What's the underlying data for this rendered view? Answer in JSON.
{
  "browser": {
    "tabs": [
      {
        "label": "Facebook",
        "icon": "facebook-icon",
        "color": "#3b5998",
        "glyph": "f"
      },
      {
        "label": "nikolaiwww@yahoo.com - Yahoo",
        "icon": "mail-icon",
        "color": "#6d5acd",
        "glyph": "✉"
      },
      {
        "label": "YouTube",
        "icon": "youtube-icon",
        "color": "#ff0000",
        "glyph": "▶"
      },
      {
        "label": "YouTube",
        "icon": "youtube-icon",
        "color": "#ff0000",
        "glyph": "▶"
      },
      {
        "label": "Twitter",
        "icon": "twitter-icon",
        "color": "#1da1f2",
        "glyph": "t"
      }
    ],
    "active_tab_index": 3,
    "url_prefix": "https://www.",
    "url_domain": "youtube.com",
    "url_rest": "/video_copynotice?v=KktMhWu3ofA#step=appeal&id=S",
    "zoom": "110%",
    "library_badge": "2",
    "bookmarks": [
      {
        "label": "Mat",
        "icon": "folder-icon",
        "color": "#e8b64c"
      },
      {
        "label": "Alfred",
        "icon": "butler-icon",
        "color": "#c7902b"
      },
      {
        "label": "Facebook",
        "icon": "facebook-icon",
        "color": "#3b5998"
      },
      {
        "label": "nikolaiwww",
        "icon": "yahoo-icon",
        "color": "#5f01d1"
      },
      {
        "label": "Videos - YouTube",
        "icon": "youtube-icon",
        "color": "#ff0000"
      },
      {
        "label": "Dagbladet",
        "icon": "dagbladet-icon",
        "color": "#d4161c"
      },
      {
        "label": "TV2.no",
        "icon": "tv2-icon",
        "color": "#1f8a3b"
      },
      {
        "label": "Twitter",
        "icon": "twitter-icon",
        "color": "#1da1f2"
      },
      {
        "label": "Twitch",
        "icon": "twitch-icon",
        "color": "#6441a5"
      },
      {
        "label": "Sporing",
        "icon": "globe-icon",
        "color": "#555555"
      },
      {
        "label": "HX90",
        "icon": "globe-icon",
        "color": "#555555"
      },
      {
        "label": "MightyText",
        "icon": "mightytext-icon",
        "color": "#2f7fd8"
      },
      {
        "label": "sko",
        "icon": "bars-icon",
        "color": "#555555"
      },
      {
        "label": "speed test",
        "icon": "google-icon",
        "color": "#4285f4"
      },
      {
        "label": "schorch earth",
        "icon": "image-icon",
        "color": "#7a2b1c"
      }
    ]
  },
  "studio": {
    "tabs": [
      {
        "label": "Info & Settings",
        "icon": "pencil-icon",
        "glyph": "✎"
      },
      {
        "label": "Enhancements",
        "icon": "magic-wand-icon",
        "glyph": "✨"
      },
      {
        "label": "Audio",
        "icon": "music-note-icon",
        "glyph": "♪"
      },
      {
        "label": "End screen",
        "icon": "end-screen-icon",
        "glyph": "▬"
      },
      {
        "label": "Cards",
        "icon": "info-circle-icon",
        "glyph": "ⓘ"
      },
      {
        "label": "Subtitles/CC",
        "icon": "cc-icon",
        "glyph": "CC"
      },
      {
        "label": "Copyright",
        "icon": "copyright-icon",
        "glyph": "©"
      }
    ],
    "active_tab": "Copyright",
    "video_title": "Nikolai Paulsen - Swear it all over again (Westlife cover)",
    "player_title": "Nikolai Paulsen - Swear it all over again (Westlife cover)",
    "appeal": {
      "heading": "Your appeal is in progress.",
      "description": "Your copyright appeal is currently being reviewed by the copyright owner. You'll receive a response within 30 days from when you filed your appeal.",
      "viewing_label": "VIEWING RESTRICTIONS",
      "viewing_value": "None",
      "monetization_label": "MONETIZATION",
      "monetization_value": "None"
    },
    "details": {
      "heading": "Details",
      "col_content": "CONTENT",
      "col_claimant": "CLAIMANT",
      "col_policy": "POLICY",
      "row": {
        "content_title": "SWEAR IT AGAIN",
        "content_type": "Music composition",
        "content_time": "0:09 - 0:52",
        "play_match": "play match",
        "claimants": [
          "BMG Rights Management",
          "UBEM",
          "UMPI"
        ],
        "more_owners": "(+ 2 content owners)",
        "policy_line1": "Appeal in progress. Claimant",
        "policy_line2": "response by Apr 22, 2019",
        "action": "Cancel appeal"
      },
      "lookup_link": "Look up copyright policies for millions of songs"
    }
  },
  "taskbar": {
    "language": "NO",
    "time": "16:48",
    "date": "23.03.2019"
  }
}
============================================================
* EXERCISE PROMPT
Each record must be repeated exactly as it is.

* THE ANSWER
What's the underlying data for this rendered view? Answer in JSON.
{
  "browser": {
    "tabs": [
      {
        "label": "Facebook",
        "icon": "facebook-icon",
        "color": "#3b5998",
        "glyph": "f"
      },
      {
        "label": "nikolaiwww@yahoo.com - Yahoo",
        "icon": "mail-icon",
        "color": "#6d5acd",
        "glyph": "✉"
      },
      {
        "label": "YouTube",
        "icon": "youtube-icon",
        "color": "#ff0000",
        "glyph": "▶"
      },
      {
        "label": "YouTube",
        "icon": "youtube-icon",
        "color": "#ff0000",
        "glyph": "▶"
      },
      {
        "label": "Twitter",
        "icon": "twitter-icon",
        "color": "#1da1f2",
        "glyph": "t"
      }
    ],
    "active_tab_index": 3,
    "url_prefix": "https://www.",
    "url_domain": "youtube.com",
    "url_rest": "/video_copynotice?v=KktMhWu3ofA#step=appeal&id=S",
    "zoom": "110%",
    "library_badge": "2",
    "bookmarks": [
      {
        "label": "Mat",
        "icon": "folder-icon",
        "color": "#e8b64c"
      },
      {
        "label": "Alfred",
        "icon": "butler-icon",
        "color": "#c7902b"
      },
      {
        "label": "Facebook",
        "icon": "facebook-icon",
        "color": "#3b5998"
      },
      {
        "label": "nikolaiwww",
        "icon": "yahoo-icon",
        "color": "#5f01d1"
      },
      {
        "label": "Videos - YouTube",
        "icon": "youtube-icon",
        "color": "#ff0000"
      },
      {
        "label": "Dagbladet",
        "icon": "dagbladet-icon",
        "color": "#d4161c"
      },
      {
        "label": "TV2.no",
        "icon": "tv2-icon",
        "color": "#1f8a3b"
      },
      {
        "label": "Twitter",
        "icon": "twitter-icon",
        "color": "#1da1f2"
      },
      {
        "label": "Twitch",
        "icon": "twitch-icon",
        "color": "#6441a5"
      },
      {
        "label": "Sporing",
        "icon": "globe-icon",
        "color": "#555555"
      },
      {
        "label": "HX90",
        "icon": "globe-icon",
        "color": "#555555"
      },
      {
        "label": "MightyText",
        "icon": "mightytext-icon",
        "color": "#2f7fd8"
      },
      {
        "label": "sko",
        "icon": "bars-icon",
        "color": "#555555"
      },
      {
        "label": "speed test",
        "icon": "google-icon",
        "color": "#4285f4"
      },
      {
        "label": "schorch earth",
        "icon": "image-icon",
        "color": "#7a2b1c"
      }
    ]
  },
  "studio": {
    "tabs": [
      {
        "label": "Info & Settings",
        "icon": "pencil-icon",
        "glyph": "✎"
      },
      {
        "label": "Enhancements",
        "icon": "magic-wand-icon",
        "glyph": "✨"
      },
      {
        "label": "Audio",
        "icon": "music-note-icon",
        "glyph": "♪"
      },
      {
        "label": "End screen",
        "icon": "end-screen-icon",
        "glyph": "▬"
      },
      {
        "label": "Cards",
        "icon": "info-circle-icon",
        "glyph": "ⓘ"
      },
      {
        "label": "Subtitles/CC",
        "icon": "cc-icon",
        "glyph": "CC"
      },
      {
        "label": "Copyright",
        "icon": "copyright-icon",
        "glyph": "©"
      }
    ],
    "active_tab": "Copyright",
    "video_title": "Nikolai Paulsen - Swear it all over again (Westlife cover)",
    "player_title": "Nikolai Paulsen - Swear it all over again (Westlife cover)",
    "appeal": {
      "heading": "Your appeal is in progress.",
      "description": "Your copyright appeal is currently being reviewed by the copyright owner. You'll receive a response within 30 days from when you filed your appeal.",
      "viewing_label": "VIEWING RESTRICTIONS",
      "viewing_value": "None",
      "monetization_label": "MONETIZATION",
      "monetization_value": "None"
    },
    "details": {
      "heading": "Details",
      "col_content": "CONTENT",
      "col_claimant": "CLAIMANT",
      "col_policy": "POLICY",
      "row": {
        "content_title": "SWEAR IT AGAIN",
        "content_type": "Music composition",
        "content_time": "0:09 - 0:52",
        "play_match": "play match",
        "claimants": [
          "BMG Rights Management",
          "UBEM",
          "UMPI"
        ],
        "more_owners": "(+ 2 content owners)",
        "policy_line1": "Appeal in progress. Claimant",
        "policy_line2": "response by Apr 22, 2019",
        "action": "Cancel appeal"
      },
      "lookup_link": "Look up copyright policies for millions of songs"
    }
  },
  "taskbar": {
    "language": "NO",
    "time": "16:48",
    "date": "23.03.2019"
  }
}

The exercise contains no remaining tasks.